* TASK OBJECTIVE *
Below are some records; work out how many of their lines contain "когда" and give the number only.
** start of GIVEN DATA **
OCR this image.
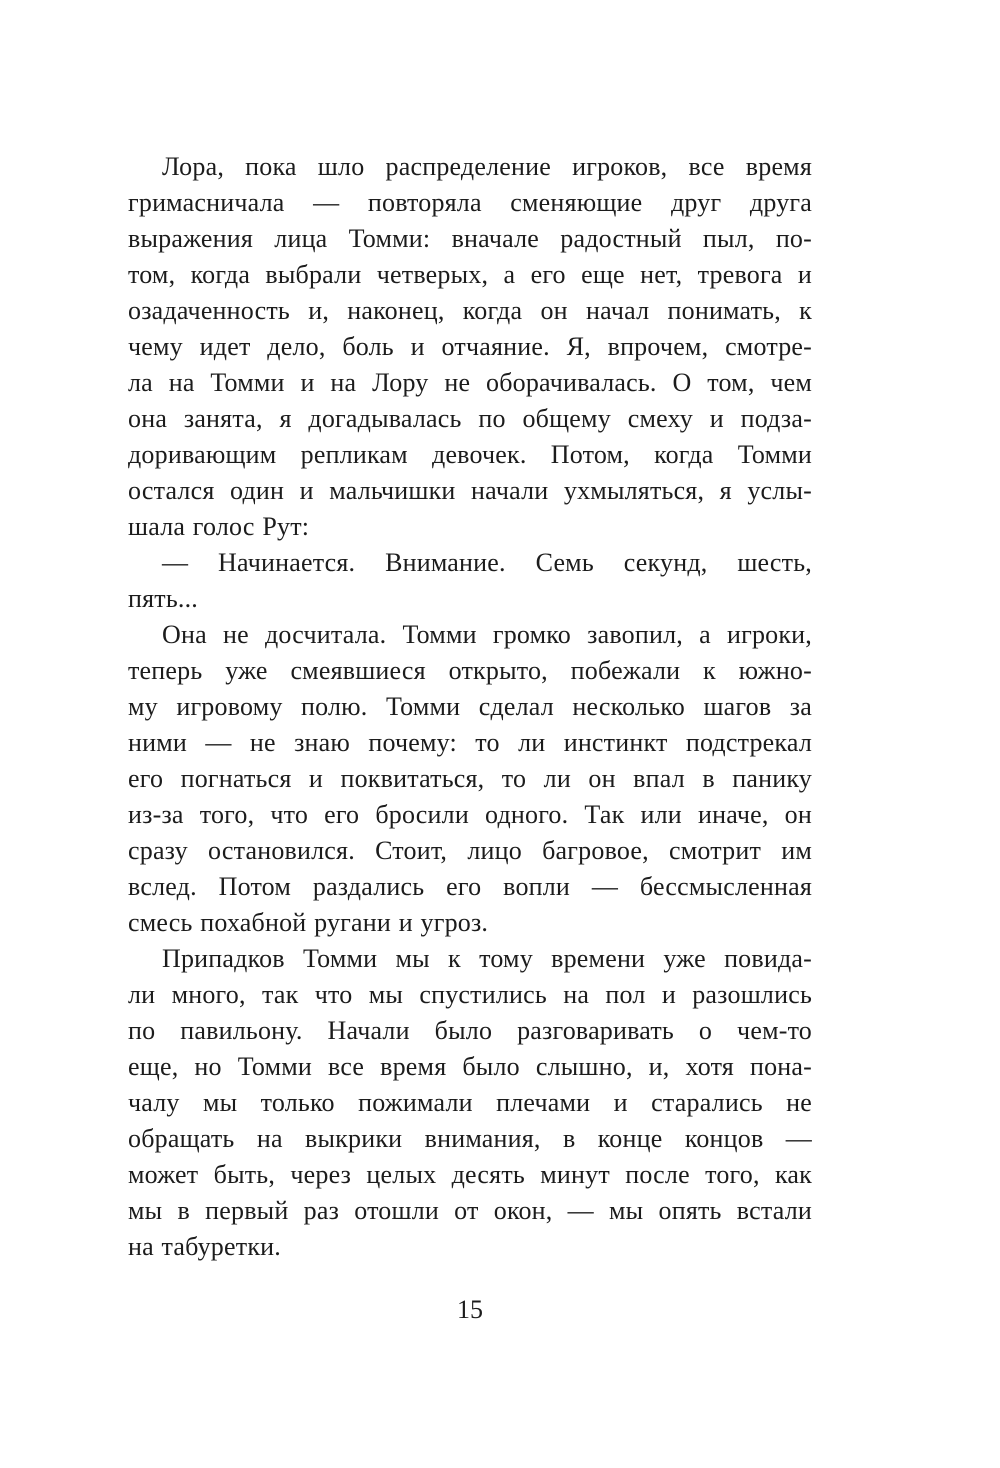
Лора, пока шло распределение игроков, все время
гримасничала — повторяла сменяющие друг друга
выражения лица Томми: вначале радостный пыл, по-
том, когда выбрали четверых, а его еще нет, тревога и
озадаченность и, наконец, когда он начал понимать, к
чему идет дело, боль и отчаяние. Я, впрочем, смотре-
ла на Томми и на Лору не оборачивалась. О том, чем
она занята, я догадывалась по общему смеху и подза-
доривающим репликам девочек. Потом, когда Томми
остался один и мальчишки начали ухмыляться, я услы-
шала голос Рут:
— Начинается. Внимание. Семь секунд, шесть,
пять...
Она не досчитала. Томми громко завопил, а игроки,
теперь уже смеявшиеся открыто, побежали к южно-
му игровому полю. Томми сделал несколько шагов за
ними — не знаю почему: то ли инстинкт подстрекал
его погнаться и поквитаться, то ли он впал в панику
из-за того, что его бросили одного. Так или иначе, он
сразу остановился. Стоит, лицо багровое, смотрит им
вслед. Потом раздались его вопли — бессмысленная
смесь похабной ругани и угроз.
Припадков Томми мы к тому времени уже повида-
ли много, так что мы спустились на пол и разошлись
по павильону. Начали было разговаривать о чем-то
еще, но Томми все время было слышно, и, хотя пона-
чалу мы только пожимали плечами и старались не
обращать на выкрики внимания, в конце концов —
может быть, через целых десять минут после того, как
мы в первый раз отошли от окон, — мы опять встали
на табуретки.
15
** end of GIVEN DATA **
** start of GIVEN DATA **
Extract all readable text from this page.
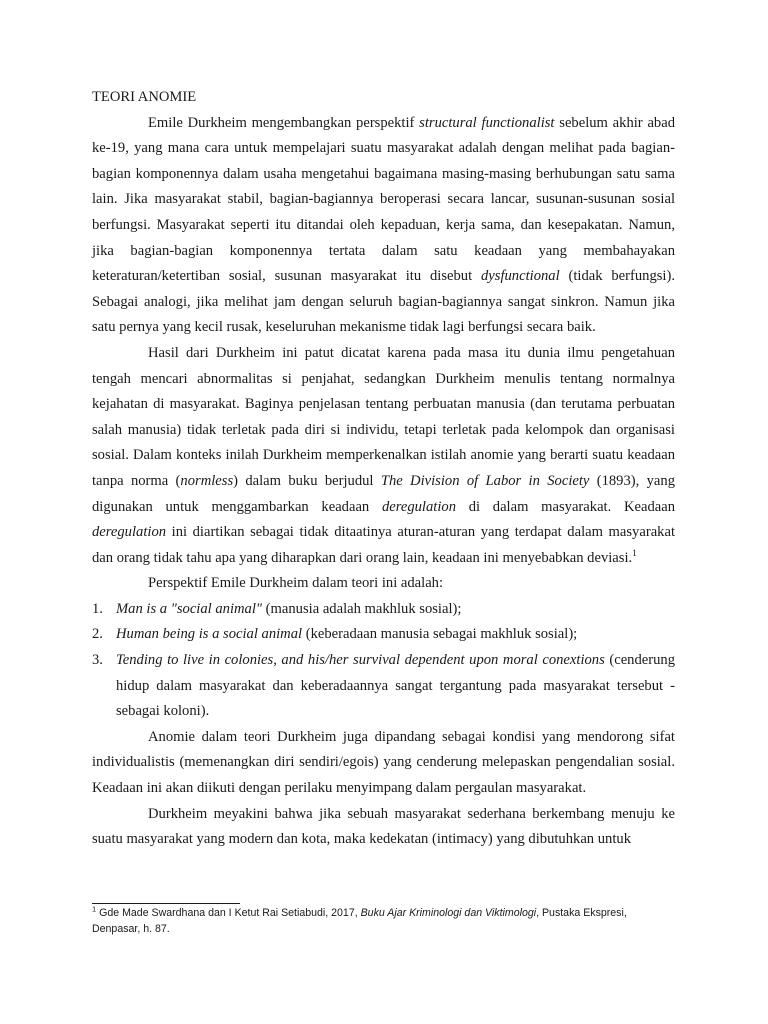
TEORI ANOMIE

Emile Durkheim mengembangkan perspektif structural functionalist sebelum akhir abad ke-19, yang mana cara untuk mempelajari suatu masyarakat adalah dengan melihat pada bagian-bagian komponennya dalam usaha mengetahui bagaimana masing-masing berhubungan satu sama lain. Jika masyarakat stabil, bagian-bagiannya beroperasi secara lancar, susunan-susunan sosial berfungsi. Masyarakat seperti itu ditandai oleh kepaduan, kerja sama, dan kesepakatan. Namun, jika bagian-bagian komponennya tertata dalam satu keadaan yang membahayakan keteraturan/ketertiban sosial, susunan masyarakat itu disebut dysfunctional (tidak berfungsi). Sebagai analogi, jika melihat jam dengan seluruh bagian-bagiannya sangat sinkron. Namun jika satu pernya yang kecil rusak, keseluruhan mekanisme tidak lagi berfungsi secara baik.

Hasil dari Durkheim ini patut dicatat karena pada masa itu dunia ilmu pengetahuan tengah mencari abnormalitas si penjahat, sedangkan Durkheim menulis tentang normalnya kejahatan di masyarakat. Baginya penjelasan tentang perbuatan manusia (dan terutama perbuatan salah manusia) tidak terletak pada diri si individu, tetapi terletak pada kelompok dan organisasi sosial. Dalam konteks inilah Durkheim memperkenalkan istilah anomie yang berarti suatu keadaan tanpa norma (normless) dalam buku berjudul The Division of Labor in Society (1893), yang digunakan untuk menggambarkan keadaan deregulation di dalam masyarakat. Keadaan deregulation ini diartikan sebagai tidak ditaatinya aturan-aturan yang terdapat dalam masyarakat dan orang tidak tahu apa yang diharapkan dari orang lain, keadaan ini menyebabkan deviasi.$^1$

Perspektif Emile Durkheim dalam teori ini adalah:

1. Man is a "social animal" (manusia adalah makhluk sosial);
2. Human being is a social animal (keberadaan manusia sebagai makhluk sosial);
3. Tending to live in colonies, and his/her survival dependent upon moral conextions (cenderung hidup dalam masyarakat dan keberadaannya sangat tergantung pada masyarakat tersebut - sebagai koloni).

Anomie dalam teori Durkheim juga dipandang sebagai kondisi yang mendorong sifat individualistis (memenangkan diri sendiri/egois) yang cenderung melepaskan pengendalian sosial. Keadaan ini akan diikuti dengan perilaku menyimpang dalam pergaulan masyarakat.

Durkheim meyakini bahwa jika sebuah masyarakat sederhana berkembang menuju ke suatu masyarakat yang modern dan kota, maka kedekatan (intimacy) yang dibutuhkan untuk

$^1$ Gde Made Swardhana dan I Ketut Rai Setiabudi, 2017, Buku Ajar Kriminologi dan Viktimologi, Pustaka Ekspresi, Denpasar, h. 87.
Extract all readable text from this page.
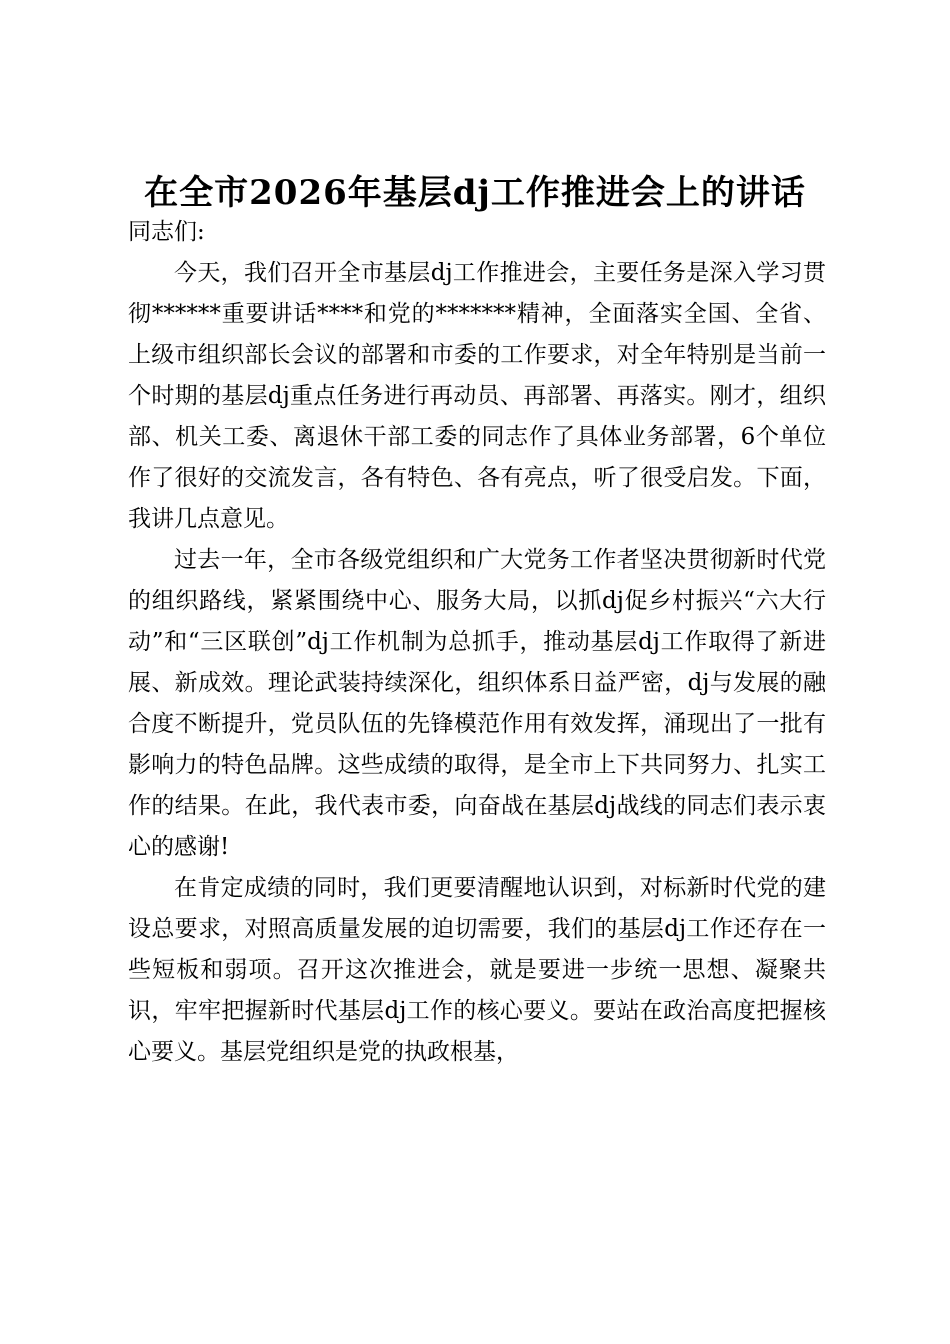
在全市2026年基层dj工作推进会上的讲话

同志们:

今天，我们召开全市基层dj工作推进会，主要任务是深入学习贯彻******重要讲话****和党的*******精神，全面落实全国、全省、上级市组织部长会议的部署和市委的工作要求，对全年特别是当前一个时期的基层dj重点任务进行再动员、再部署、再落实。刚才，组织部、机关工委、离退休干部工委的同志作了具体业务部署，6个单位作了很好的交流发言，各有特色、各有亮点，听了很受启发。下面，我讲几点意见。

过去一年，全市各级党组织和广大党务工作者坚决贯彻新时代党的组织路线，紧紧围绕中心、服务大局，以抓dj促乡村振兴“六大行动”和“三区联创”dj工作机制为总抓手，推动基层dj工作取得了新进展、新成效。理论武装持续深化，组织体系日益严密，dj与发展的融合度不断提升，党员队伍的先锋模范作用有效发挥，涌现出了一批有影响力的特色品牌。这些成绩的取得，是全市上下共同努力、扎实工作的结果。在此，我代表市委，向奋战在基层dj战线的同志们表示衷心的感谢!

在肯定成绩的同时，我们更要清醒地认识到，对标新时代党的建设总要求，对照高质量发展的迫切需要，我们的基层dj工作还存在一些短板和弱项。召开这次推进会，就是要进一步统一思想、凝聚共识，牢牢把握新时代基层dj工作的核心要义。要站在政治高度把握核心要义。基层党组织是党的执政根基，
** end of GIVEN DATA **
* THE OUTPUT *
3